--- begin Data extract ---

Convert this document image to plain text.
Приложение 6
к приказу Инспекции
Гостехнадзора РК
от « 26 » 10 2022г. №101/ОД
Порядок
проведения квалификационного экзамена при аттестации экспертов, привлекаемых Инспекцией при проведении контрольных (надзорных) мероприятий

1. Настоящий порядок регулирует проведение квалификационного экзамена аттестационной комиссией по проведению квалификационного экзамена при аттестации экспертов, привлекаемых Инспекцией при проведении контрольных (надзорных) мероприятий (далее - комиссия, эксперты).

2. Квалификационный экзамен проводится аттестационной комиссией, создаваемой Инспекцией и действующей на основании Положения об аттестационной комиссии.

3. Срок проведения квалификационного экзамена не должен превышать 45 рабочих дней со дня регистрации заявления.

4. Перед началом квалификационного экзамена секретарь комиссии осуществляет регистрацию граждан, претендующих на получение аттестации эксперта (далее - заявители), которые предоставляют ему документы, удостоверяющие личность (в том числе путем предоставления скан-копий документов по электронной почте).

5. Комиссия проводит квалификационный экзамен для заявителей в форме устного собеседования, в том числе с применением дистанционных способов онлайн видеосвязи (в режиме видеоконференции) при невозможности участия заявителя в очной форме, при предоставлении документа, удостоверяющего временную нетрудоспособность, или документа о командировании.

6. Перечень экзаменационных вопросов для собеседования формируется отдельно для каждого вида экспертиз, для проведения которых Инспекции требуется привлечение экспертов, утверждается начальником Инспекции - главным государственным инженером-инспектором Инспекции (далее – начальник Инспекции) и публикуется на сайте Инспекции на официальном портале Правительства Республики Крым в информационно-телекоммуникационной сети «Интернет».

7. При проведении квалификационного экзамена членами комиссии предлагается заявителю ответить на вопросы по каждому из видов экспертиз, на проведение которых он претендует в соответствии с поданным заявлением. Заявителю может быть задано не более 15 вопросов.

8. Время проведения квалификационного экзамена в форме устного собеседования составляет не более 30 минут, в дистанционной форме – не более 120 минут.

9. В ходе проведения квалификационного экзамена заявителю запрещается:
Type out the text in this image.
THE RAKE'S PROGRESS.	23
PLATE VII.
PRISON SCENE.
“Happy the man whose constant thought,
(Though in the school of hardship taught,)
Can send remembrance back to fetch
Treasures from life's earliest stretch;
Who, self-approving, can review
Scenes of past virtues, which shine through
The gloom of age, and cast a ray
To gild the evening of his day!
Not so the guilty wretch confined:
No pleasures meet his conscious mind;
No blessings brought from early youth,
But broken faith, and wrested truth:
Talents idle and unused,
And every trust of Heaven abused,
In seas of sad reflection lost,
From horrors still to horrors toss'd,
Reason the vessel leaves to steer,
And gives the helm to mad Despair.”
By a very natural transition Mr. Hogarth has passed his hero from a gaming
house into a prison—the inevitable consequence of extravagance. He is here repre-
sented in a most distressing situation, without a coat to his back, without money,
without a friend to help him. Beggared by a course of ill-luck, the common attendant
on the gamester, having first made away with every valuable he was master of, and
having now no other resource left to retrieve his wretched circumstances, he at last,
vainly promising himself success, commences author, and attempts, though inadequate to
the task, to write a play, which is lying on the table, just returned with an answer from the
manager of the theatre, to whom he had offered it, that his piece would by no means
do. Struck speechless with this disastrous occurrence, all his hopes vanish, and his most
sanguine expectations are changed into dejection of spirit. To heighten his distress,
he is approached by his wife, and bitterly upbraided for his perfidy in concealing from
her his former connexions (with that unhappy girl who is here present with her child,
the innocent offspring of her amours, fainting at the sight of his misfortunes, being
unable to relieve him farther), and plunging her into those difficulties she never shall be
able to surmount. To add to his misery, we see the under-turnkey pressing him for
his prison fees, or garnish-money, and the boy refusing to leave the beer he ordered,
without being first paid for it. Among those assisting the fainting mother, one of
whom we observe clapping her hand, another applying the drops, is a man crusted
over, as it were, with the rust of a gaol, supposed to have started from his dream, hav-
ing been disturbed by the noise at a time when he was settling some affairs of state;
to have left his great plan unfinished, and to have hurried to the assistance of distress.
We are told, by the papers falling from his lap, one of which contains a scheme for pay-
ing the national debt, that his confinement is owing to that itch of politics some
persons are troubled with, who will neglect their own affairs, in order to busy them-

--- end Data extract ---

> _Aim_
Every record shown above must be echoed exactly.

> _Final answer_
Convert this document image to plain text.
Приложение 6
к приказу Инспекции
Гостехнадзора РК
от « 26 » 10 2022г. №101/ОД
Порядок
проведения квалификационного экзамена при аттестации экспертов, привлекаемых Инспекцией при проведении контрольных (надзорных) мероприятий

1. Настоящий порядок регулирует проведение квалификационного экзамена аттестационной комиссией по проведению квалификационного экзамена при аттестации экспертов, привлекаемых Инспекцией при проведении контрольных (надзорных) мероприятий (далее - комиссия, эксперты).

2. Квалификационный экзамен проводится аттестационной комиссией, создаваемой Инспекцией и действующей на основании Положения об аттестационной комиссии.

3. Срок проведения квалификационного экзамена не должен превышать 45 рабочих дней со дня регистрации заявления.

4. Перед началом квалификационного экзамена секретарь комиссии осуществляет регистрацию граждан, претендующих на получение аттестации эксперта (далее - заявители), которые предоставляют ему документы, удостоверяющие личность (в том числе путем предоставления скан-копий документов по электронной почте).

5. Комиссия проводит квалификационный экзамен для заявителей в форме устного собеседования, в том числе с применением дистанционных способов онлайн видеосвязи (в режиме видеоконференции) при невозможности участия заявителя в очной форме, при предоставлении документа, удостоверяющего временную нетрудоспособность, или документа о командировании.

6. Перечень экзаменационных вопросов для собеседования формируется отдельно для каждого вида экспертиз, для проведения которых Инспекции требуется привлечение экспертов, утверждается начальником Инспекции - главным государственным инженером-инспектором Инспекции (далее – начальник Инспекции) и публикуется на сайте Инспекции на официальном портале Правительства Республики Крым в информационно-телекоммуникационной сети «Интернет».

7. При проведении квалификационного экзамена членами комиссии предлагается заявителю ответить на вопросы по каждому из видов экспертиз, на проведение которых он претендует в соответствии с поданным заявлением. Заявителю может быть задано не более 15 вопросов.

8. Время проведения квалификационного экзамена в форме устного собеседования составляет не более 30 минут, в дистанционной форме – не более 120 минут.

9. В ходе проведения квалификационного экзамена заявителю запрещается:
Type out the text in this image.
THE RAKE'S PROGRESS.	23
PLATE VII.
PRISON SCENE.
“Happy the man whose constant thought,
(Though in the school of hardship taught,)
Can send remembrance back to fetch
Treasures from life's earliest stretch;
Who, self-approving, can review
Scenes of past virtues, which shine through
The gloom of age, and cast a ray
To gild the evening of his day!
Not so the guilty wretch confined:
No pleasures meet his conscious mind;
No blessings brought from early youth,
But broken faith, and wrested truth:
Talents idle and unused,
And every trust of Heaven abused,
In seas of sad reflection lost,
From horrors still to horrors toss'd,
Reason the vessel leaves to steer,
And gives the helm to mad Despair.”
By a very natural transition Mr. Hogarth has passed his hero from a gaming
house into a prison—the inevitable consequence of extravagance. He is here repre-
sented in a most distressing situation, without a coat to his back, without money,
without a friend to help him. Beggared by a course of ill-luck, the common attendant
on the gamester, having first made away with every valuable he was master of, and
having now no other resource left to retrieve his wretched circumstances, he at last,
vainly promising himself success, commences author, and attempts, though inadequate to
the task, to write a play, which is lying on the table, just returned with an answer from the
manager of the theatre, to whom he had offered it, that his piece would by no means
do. Struck speechless with this disastrous occurrence, all his hopes vanish, and his most
sanguine expectations are changed into dejection of spirit. To heighten his distress,
he is approached by his wife, and bitterly upbraided for his perfidy in concealing from
her his former connexions (with that unhappy girl who is here present with her child,
the innocent offspring of her amours, fainting at the sight of his misfortunes, being
unable to relieve him farther), and plunging her into those difficulties she never shall be
able to surmount. To add to his misery, we see the under-turnkey pressing him for
his prison fees, or garnish-money, and the boy refusing to leave the beer he ordered,
without being first paid for it. Among those assisting the fainting mother, one of
whom we observe clapping her hand, another applying the drops, is a man crusted
over, as it were, with the rust of a gaol, supposed to have started from his dream, hav-
ing been disturbed by the noise at a time when he was settling some affairs of state;
to have left his great plan unfinished, and to have hurried to the assistance of distress.
We are told, by the papers falling from his lap, one of which contains a scheme for pay-
ing the national debt, that his confinement is owing to that itch of politics some
persons are troubled with, who will neglect their own affairs, in order to busy them-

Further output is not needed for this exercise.